| Task to carry out |
Identify the lines holding "this" and copy them.

| Raw data |
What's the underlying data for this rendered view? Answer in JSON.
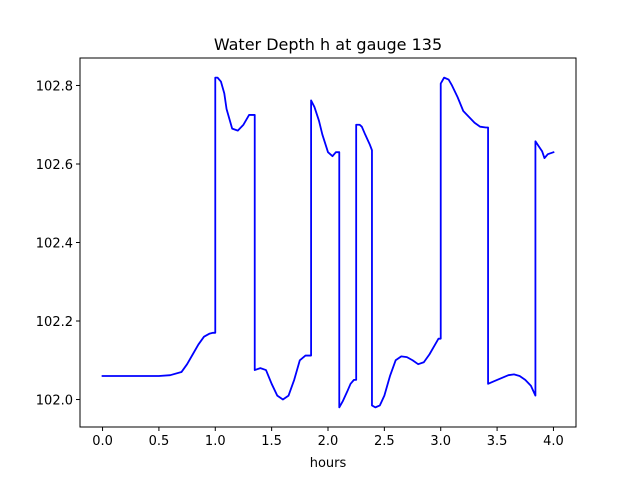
{
  "chart_data": {
    "type": "line",
    "title": "Water Depth h at gauge 135",
    "xlabel": "hours",
    "ylabel": "",
    "xlim": [
      -0.2,
      4.2
    ],
    "ylim": [
      101.93,
      102.87
    ],
    "xticks": [
      0.0,
      0.5,
      1.0,
      1.5,
      2.0,
      2.5,
      3.0,
      3.5,
      4.0
    ],
    "xtick_labels": [
      "0.0",
      "0.5",
      "1.0",
      "1.5",
      "2.0",
      "2.5",
      "3.0",
      "3.5",
      "4.0"
    ],
    "yticks": [
      102.0,
      102.2,
      102.4,
      102.6,
      102.8
    ],
    "ytick_labels": [
      "102.0",
      "102.2",
      "102.4",
      "102.6",
      "102.8"
    ],
    "grid": false,
    "legend": "none",
    "series": [
      {
        "color": "#0000ff",
        "x": [
          0.0,
          0.3,
          0.5,
          0.6,
          0.7,
          0.75,
          0.8,
          0.85,
          0.9,
          0.95,
          0.98,
          1.0,
          1.0,
          1.02,
          1.05,
          1.08,
          1.1,
          1.15,
          1.2,
          1.25,
          1.3,
          1.35,
          1.35,
          1.4,
          1.45,
          1.5,
          1.55,
          1.6,
          1.65,
          1.7,
          1.75,
          1.8,
          1.85,
          1.85,
          1.88,
          1.92,
          1.95,
          2.0,
          2.04,
          2.07,
          2.1,
          2.1,
          2.13,
          2.17,
          2.2,
          2.23,
          2.25,
          2.25,
          2.28,
          2.3,
          2.33,
          2.37,
          2.39,
          2.39,
          2.42,
          2.46,
          2.5,
          2.55,
          2.6,
          2.65,
          2.7,
          2.75,
          2.8,
          2.85,
          2.9,
          2.95,
          2.98,
          3.0,
          3.0,
          3.03,
          3.07,
          3.1,
          3.15,
          3.2,
          3.25,
          3.3,
          3.35,
          3.4,
          3.42,
          3.42,
          3.5,
          3.6,
          3.65,
          3.7,
          3.75,
          3.8,
          3.84,
          3.84,
          3.87,
          3.9,
          3.92,
          3.95,
          4.0
        ],
        "y": [
          102.06,
          102.06,
          102.06,
          102.062,
          102.07,
          102.09,
          102.115,
          102.14,
          102.16,
          102.168,
          102.17,
          102.17,
          102.82,
          102.82,
          102.81,
          102.78,
          102.74,
          102.69,
          102.685,
          102.7,
          102.725,
          102.725,
          102.075,
          102.08,
          102.075,
          102.04,
          102.01,
          102.0,
          102.01,
          102.05,
          102.1,
          102.112,
          102.112,
          102.762,
          102.745,
          102.71,
          102.675,
          102.63,
          102.62,
          102.63,
          102.63,
          101.98,
          101.995,
          102.02,
          102.04,
          102.05,
          102.05,
          102.7,
          102.7,
          102.695,
          102.675,
          102.65,
          102.635,
          101.985,
          101.98,
          101.985,
          102.01,
          102.06,
          102.1,
          102.11,
          102.108,
          102.1,
          102.09,
          102.095,
          102.115,
          102.14,
          102.155,
          102.155,
          102.805,
          102.82,
          102.815,
          102.8,
          102.77,
          102.735,
          102.72,
          102.705,
          102.695,
          102.693,
          102.693,
          102.04,
          102.05,
          102.062,
          102.064,
          102.06,
          102.05,
          102.035,
          102.01,
          102.658,
          102.645,
          102.632,
          102.615,
          102.625,
          102.63
        ]
      }
    ]
  }
}
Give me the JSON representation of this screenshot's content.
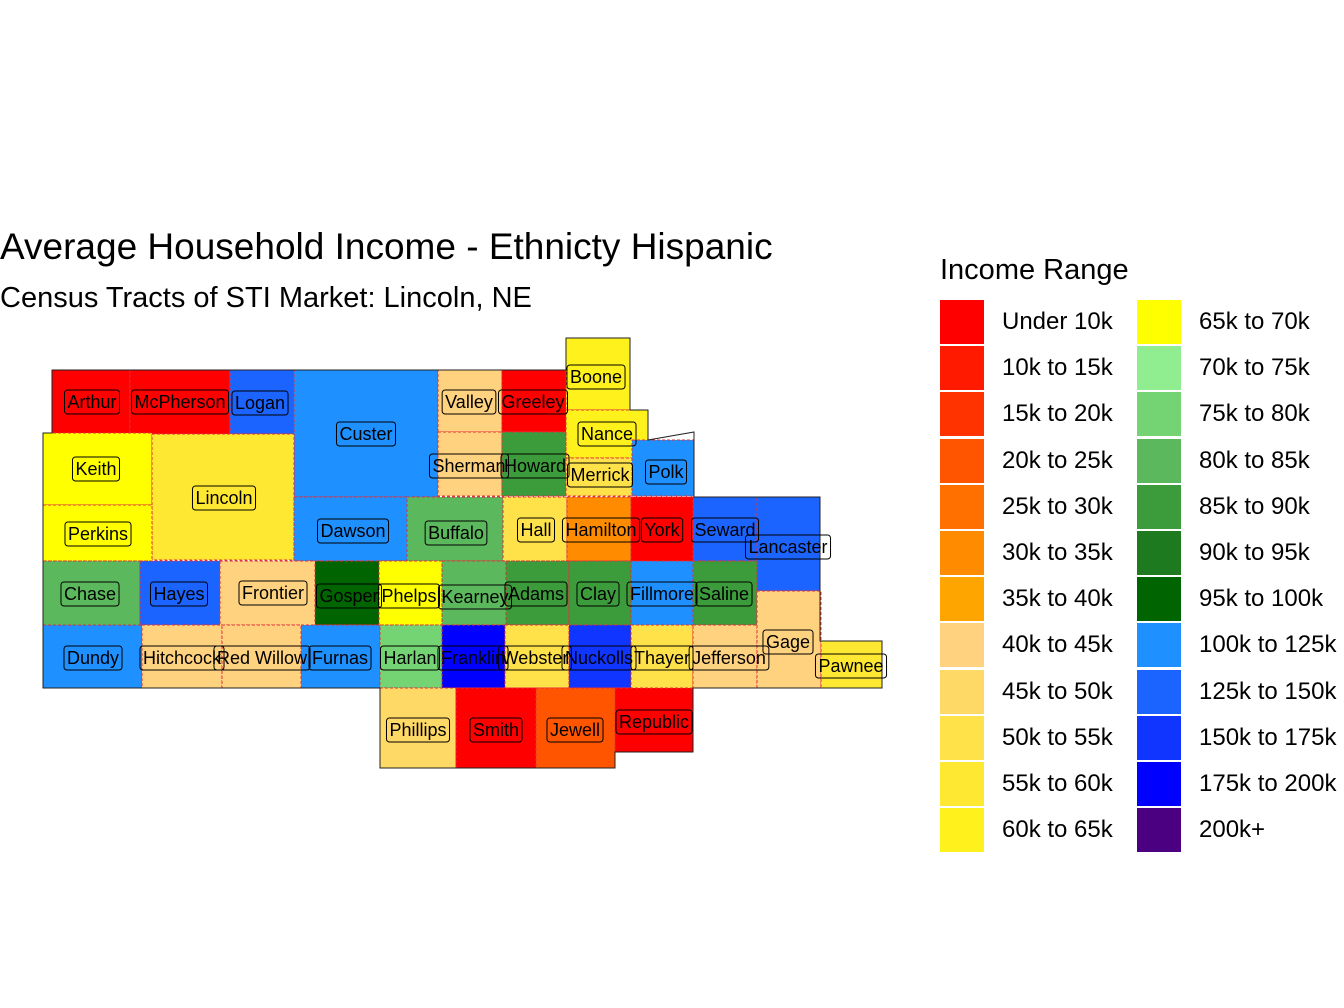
{
  "title": "Average Household Income - Ethnicty Hispanic",
  "subtitle": "Census Tracts of STI Market: Lincoln, NE",
  "legend": {
    "title": "Income Range",
    "items": [
      {
        "label": "Under 10k",
        "color": "#ff0000"
      },
      {
        "label": "10k to 15k",
        "color": "#ff1a00"
      },
      {
        "label": "15k to 20k",
        "color": "#ff3300"
      },
      {
        "label": "20k to 25k",
        "color": "#ff5500"
      },
      {
        "label": "25k to 30k",
        "color": "#ff7000"
      },
      {
        "label": "30k to 35k",
        "color": "#ff8c00"
      },
      {
        "label": "35k to 40k",
        "color": "#ffa500"
      },
      {
        "label": "40k to 45k",
        "color": "#ffd27f"
      },
      {
        "label": "45k to 50k",
        "color": "#ffd966"
      },
      {
        "label": "50k to 55k",
        "color": "#ffe14a"
      },
      {
        "label": "55k to 60k",
        "color": "#ffe832"
      },
      {
        "label": "60k to 65k",
        "color": "#fff21c"
      },
      {
        "label": "65k to 70k",
        "color": "#ffff00"
      },
      {
        "label": "70k to 75k",
        "color": "#90ee90"
      },
      {
        "label": "75k to 80k",
        "color": "#74d474"
      },
      {
        "label": "80k to 85k",
        "color": "#5cb85c"
      },
      {
        "label": "85k to 90k",
        "color": "#3c9c3c"
      },
      {
        "label": "90k to 95k",
        "color": "#1e7a1e"
      },
      {
        "label": "95k to 100k",
        "color": "#006400"
      },
      {
        "label": "100k to 125k",
        "color": "#1e90ff"
      },
      {
        "label": "125k to 150k",
        "color": "#1c64ff"
      },
      {
        "label": "150k to 175k",
        "color": "#1035ff"
      },
      {
        "label": "175k to 200k",
        "color": "#0000ff"
      },
      {
        "label": "200k+",
        "color": "#4b0082"
      }
    ]
  },
  "counties": [
    {
      "name": "Arthur",
      "color": "#ff0000"
    },
    {
      "name": "McPherson",
      "color": "#ff0000"
    },
    {
      "name": "Logan",
      "color": "#1c64ff"
    },
    {
      "name": "Custer",
      "color": "#1e90ff"
    },
    {
      "name": "Valley",
      "color": "#ffd27f"
    },
    {
      "name": "Greeley",
      "color": "#ff0000"
    },
    {
      "name": "Boone",
      "color": "#fff21c"
    },
    {
      "name": "Nance",
      "color": "#fff21c"
    },
    {
      "name": "Keith",
      "color": "#ffff00"
    },
    {
      "name": "Lincoln",
      "color": "#ffe832"
    },
    {
      "name": "Sherman",
      "color": "#ffd27f"
    },
    {
      "name": "Howard",
      "color": "#3c9c3c"
    },
    {
      "name": "Merrick",
      "color": "#ffe14a"
    },
    {
      "name": "Polk",
      "color": "#1e90ff"
    },
    {
      "name": "Perkins",
      "color": "#ffff00"
    },
    {
      "name": "Dawson",
      "color": "#1e90ff"
    },
    {
      "name": "Buffalo",
      "color": "#5cb85c"
    },
    {
      "name": "Hall",
      "color": "#ffe14a"
    },
    {
      "name": "Hamilton",
      "color": "#ff8c00"
    },
    {
      "name": "York",
      "color": "#ff0000"
    },
    {
      "name": "Seward",
      "color": "#1c64ff"
    },
    {
      "name": "Lancaster",
      "color": "#1c64ff"
    },
    {
      "name": "Chase",
      "color": "#5cb85c"
    },
    {
      "name": "Hayes",
      "color": "#1c64ff"
    },
    {
      "name": "Frontier",
      "color": "#ffd27f"
    },
    {
      "name": "Gosper",
      "color": "#006400"
    },
    {
      "name": "Phelps",
      "color": "#ffff00"
    },
    {
      "name": "Kearney",
      "color": "#5cb85c"
    },
    {
      "name": "Adams",
      "color": "#3c9c3c"
    },
    {
      "name": "Clay",
      "color": "#3c9c3c"
    },
    {
      "name": "Fillmore",
      "color": "#1e90ff"
    },
    {
      "name": "Saline",
      "color": "#3c9c3c"
    },
    {
      "name": "Dundy",
      "color": "#1e90ff"
    },
    {
      "name": "Hitchcock",
      "color": "#ffd27f"
    },
    {
      "name": "Red Willow",
      "color": "#ffd27f"
    },
    {
      "name": "Furnas",
      "color": "#1e90ff"
    },
    {
      "name": "Harlan",
      "color": "#74d474"
    },
    {
      "name": "Franklin",
      "color": "#0000ff"
    },
    {
      "name": "Webster",
      "color": "#ffe14a"
    },
    {
      "name": "Nuckolls",
      "color": "#1035ff"
    },
    {
      "name": "Thayer",
      "color": "#ffe14a"
    },
    {
      "name": "Jefferson",
      "color": "#ffd27f"
    },
    {
      "name": "Gage",
      "color": "#ffd27f"
    },
    {
      "name": "Pawnee",
      "color": "#ffe832"
    },
    {
      "name": "Phillips",
      "color": "#ffd966"
    },
    {
      "name": "Smith",
      "color": "#ff0000"
    },
    {
      "name": "Jewell",
      "color": "#ff5500"
    },
    {
      "name": "Republic",
      "color": "#ff0000"
    }
  ]
}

| Exercise result |
What's the underlying data for this rendered view? Answer in JSON.
Give me the JSON representation of this screenshot's content.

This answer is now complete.